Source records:
** start **

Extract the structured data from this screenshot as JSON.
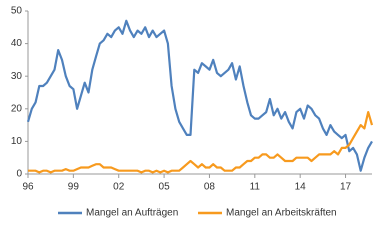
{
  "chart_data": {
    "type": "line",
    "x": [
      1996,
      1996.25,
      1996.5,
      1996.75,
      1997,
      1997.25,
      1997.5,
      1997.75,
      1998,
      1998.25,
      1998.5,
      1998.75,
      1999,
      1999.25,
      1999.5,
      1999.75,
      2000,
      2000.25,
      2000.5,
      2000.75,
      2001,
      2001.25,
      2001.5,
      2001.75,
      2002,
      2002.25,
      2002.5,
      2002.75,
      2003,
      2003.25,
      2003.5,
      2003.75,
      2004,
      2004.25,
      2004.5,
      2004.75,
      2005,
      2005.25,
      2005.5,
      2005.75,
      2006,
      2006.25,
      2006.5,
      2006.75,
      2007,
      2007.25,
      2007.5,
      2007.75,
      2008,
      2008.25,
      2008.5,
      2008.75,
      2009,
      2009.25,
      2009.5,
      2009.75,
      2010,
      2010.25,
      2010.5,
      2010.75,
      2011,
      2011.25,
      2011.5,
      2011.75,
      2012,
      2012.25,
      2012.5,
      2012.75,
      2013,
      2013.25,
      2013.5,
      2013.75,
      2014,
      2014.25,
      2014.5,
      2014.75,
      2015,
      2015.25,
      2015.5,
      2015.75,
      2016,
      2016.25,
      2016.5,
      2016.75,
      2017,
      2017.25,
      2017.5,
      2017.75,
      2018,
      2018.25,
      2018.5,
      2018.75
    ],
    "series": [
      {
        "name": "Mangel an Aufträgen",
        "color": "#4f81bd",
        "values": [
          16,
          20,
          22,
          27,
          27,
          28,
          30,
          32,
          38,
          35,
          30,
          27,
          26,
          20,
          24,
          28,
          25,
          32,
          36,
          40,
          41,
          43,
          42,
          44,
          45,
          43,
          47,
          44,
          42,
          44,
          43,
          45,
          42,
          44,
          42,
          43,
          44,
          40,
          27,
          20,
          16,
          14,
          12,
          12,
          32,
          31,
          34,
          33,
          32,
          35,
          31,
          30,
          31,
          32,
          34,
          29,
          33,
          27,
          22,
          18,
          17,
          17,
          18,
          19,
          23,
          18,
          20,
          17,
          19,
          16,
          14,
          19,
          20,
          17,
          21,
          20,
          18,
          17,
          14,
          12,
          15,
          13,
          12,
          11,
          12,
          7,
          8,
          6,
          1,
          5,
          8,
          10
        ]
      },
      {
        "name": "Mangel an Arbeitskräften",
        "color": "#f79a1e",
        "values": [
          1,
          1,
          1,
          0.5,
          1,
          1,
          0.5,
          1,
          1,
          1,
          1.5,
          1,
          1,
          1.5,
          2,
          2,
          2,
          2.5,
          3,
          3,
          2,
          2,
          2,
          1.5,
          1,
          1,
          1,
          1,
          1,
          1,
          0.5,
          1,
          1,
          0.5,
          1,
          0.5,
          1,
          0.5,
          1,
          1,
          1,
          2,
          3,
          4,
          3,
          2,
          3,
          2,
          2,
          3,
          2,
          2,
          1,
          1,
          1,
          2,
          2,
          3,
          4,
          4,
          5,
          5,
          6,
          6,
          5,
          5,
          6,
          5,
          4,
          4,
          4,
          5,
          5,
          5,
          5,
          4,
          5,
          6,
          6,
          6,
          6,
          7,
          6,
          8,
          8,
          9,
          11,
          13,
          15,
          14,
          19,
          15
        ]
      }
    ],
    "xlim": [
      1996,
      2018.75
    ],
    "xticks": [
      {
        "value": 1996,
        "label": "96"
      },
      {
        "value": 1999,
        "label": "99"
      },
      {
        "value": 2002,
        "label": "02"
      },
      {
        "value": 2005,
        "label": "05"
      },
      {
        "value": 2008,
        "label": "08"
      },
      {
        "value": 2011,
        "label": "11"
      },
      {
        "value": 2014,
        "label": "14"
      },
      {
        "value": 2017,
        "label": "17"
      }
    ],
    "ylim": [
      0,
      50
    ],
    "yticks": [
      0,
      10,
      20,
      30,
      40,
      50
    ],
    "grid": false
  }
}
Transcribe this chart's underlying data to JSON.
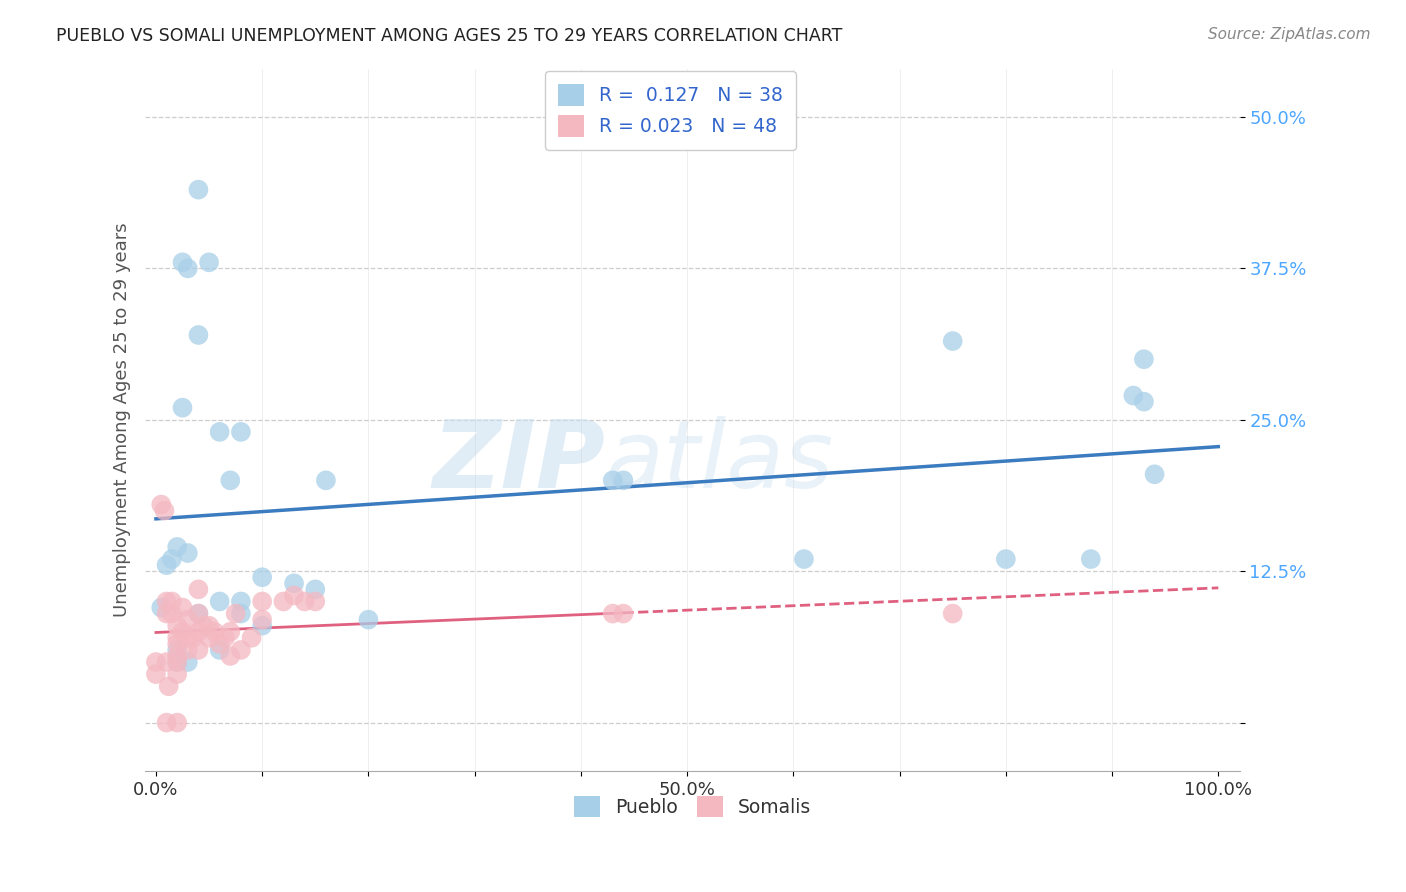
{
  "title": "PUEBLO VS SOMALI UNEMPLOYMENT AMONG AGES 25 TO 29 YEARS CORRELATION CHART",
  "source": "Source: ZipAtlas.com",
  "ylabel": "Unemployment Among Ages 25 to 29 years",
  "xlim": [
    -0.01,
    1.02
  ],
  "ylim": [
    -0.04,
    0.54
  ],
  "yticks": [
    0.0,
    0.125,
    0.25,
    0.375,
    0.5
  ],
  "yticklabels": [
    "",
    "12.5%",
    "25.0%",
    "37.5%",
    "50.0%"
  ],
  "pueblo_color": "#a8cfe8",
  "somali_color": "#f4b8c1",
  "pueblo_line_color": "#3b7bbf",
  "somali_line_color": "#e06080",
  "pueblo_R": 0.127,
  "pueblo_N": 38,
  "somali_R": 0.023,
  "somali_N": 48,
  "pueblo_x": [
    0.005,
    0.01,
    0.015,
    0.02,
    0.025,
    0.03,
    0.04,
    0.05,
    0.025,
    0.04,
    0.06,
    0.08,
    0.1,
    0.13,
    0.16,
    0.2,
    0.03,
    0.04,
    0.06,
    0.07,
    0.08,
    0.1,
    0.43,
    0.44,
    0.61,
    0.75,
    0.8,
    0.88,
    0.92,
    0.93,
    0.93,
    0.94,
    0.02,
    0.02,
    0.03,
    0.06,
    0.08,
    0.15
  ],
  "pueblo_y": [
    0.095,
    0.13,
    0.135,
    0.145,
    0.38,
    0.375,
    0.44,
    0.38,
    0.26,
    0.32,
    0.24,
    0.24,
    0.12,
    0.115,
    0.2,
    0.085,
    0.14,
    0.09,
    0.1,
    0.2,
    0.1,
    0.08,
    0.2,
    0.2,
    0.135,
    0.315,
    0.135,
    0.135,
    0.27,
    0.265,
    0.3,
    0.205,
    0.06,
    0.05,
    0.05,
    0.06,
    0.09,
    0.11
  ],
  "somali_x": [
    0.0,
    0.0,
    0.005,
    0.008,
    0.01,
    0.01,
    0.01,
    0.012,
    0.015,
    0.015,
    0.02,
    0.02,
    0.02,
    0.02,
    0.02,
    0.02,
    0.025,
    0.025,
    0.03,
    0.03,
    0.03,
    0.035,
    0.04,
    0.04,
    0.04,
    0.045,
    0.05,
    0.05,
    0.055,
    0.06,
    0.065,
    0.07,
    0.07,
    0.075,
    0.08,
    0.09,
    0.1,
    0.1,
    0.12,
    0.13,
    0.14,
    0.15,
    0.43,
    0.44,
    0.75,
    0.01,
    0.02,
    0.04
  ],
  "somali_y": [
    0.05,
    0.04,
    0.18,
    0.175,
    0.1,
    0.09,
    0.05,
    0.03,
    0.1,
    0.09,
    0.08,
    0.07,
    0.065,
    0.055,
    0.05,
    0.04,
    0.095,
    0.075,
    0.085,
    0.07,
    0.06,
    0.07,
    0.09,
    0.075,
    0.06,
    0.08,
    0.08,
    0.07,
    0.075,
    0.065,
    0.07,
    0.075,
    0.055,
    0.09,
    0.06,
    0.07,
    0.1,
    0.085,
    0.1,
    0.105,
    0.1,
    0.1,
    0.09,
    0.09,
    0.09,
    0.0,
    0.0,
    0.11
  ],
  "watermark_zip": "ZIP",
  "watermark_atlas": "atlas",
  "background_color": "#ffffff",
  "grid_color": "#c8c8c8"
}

** end **

-- Exercise requirements --
Track down every line with the word "name" and copy it.

-- Expected answer --
        "name": "Mangel an Aufträgen",
        "name": "Mangel an Arbeitskräften",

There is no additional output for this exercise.